[Records excerpted from a collection]

— Start —

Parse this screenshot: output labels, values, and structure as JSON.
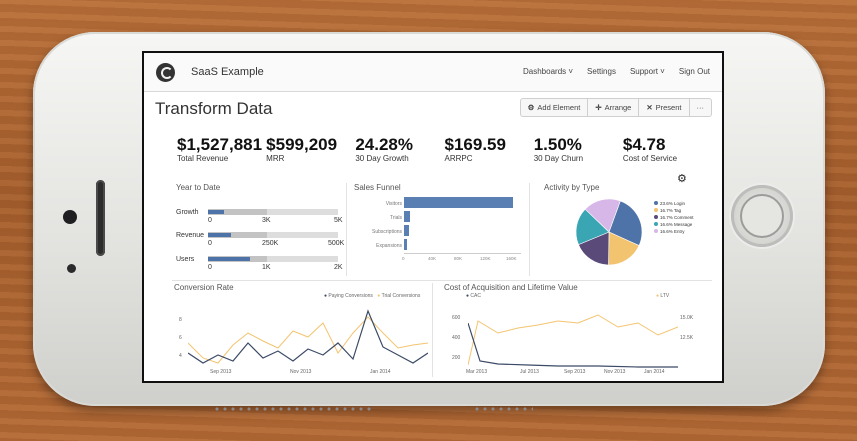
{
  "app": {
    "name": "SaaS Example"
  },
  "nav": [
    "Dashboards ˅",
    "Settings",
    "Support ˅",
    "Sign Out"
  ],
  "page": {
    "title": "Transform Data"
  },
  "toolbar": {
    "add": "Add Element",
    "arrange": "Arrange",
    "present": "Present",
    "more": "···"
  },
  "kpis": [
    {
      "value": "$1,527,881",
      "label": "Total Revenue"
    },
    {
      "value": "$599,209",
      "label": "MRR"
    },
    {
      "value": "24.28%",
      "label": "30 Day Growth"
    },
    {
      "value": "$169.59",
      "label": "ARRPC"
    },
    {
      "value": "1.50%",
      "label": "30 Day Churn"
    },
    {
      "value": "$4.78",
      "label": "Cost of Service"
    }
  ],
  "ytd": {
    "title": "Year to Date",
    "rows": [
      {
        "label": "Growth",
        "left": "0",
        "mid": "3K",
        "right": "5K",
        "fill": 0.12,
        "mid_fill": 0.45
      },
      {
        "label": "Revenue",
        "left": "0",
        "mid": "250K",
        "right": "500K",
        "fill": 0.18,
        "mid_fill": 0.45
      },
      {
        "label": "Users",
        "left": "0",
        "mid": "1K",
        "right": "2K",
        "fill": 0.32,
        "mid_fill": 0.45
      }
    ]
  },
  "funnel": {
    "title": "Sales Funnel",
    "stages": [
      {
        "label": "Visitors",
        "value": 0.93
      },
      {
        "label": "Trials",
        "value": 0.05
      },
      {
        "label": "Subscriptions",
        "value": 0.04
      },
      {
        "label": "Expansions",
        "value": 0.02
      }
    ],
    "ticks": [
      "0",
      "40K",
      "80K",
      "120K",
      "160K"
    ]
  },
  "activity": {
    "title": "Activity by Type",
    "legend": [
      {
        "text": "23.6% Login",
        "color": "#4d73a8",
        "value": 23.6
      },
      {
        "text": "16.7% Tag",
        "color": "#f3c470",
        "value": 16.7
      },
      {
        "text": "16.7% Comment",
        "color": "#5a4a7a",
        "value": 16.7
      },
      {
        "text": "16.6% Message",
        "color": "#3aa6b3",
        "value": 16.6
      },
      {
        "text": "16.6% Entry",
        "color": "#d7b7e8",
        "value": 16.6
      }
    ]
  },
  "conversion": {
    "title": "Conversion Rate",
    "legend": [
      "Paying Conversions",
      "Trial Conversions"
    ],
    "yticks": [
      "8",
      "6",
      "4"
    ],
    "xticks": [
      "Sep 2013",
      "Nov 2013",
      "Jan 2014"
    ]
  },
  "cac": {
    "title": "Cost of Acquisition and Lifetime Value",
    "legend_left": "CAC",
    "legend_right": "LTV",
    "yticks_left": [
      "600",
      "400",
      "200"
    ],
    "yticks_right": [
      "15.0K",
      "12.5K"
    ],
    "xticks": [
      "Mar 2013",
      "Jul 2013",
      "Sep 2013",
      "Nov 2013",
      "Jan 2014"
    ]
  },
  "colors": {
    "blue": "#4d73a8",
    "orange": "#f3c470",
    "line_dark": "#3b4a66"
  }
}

— End —

Drop the images and quote the entries word for word.

Parse this screenshot: output labels, values, and structure as JSON.
{
  "app": {
    "name": "SaaS Example"
  },
  "nav": [
    "Dashboards ˅",
    "Settings",
    "Support ˅",
    "Sign Out"
  ],
  "page": {
    "title": "Transform Data"
  },
  "toolbar": {
    "add": "Add Element",
    "arrange": "Arrange",
    "present": "Present",
    "more": "···"
  },
  "kpis": [
    {
      "value": "$1,527,881",
      "label": "Total Revenue"
    },
    {
      "value": "$599,209",
      "label": "MRR"
    },
    {
      "value": "24.28%",
      "label": "30 Day Growth"
    },
    {
      "value": "$169.59",
      "label": "ARRPC"
    },
    {
      "value": "1.50%",
      "label": "30 Day Churn"
    },
    {
      "value": "$4.78",
      "label": "Cost of Service"
    }
  ],
  "ytd": {
    "title": "Year to Date",
    "rows": [
      {
        "label": "Growth",
        "left": "0",
        "mid": "3K",
        "right": "5K",
        "fill": 0.12,
        "mid_fill": 0.45
      },
      {
        "label": "Revenue",
        "left": "0",
        "mid": "250K",
        "right": "500K",
        "fill": 0.18,
        "mid_fill": 0.45
      },
      {
        "label": "Users",
        "left": "0",
        "mid": "1K",
        "right": "2K",
        "fill": 0.32,
        "mid_fill": 0.45
      }
    ]
  },
  "funnel": {
    "title": "Sales Funnel",
    "stages": [
      {
        "label": "Visitors",
        "value": 0.93
      },
      {
        "label": "Trials",
        "value": 0.05
      },
      {
        "label": "Subscriptions",
        "value": 0.04
      },
      {
        "label": "Expansions",
        "value": 0.02
      }
    ],
    "ticks": [
      "0",
      "40K",
      "80K",
      "120K",
      "160K"
    ]
  },
  "activity": {
    "title": "Activity by Type",
    "legend": [
      {
        "text": "23.6% Login",
        "color": "#4d73a8",
        "value": 23.6
      },
      {
        "text": "16.7% Tag",
        "color": "#f3c470",
        "value": 16.7
      },
      {
        "text": "16.7% Comment",
        "color": "#5a4a7a",
        "value": 16.7
      },
      {
        "text": "16.6% Message",
        "color": "#3aa6b3",
        "value": 16.6
      },
      {
        "text": "16.6% Entry",
        "color": "#d7b7e8",
        "value": 16.6
      }
    ]
  },
  "conversion": {
    "title": "Conversion Rate",
    "legend": [
      "Paying Conversions",
      "Trial Conversions"
    ],
    "yticks": [
      "8",
      "6",
      "4"
    ],
    "xticks": [
      "Sep 2013",
      "Nov 2013",
      "Jan 2014"
    ]
  },
  "cac": {
    "title": "Cost of Acquisition and Lifetime Value",
    "legend_left": "CAC",
    "legend_right": "LTV",
    "yticks_left": [
      "600",
      "400",
      "200"
    ],
    "yticks_right": [
      "15.0K",
      "12.5K"
    ],
    "xticks": [
      "Mar 2013",
      "Jul 2013",
      "Sep 2013",
      "Nov 2013",
      "Jan 2014"
    ]
  },
  "colors": {
    "blue": "#4d73a8",
    "orange": "#f3c470",
    "line_dark": "#3b4a66"
  }
}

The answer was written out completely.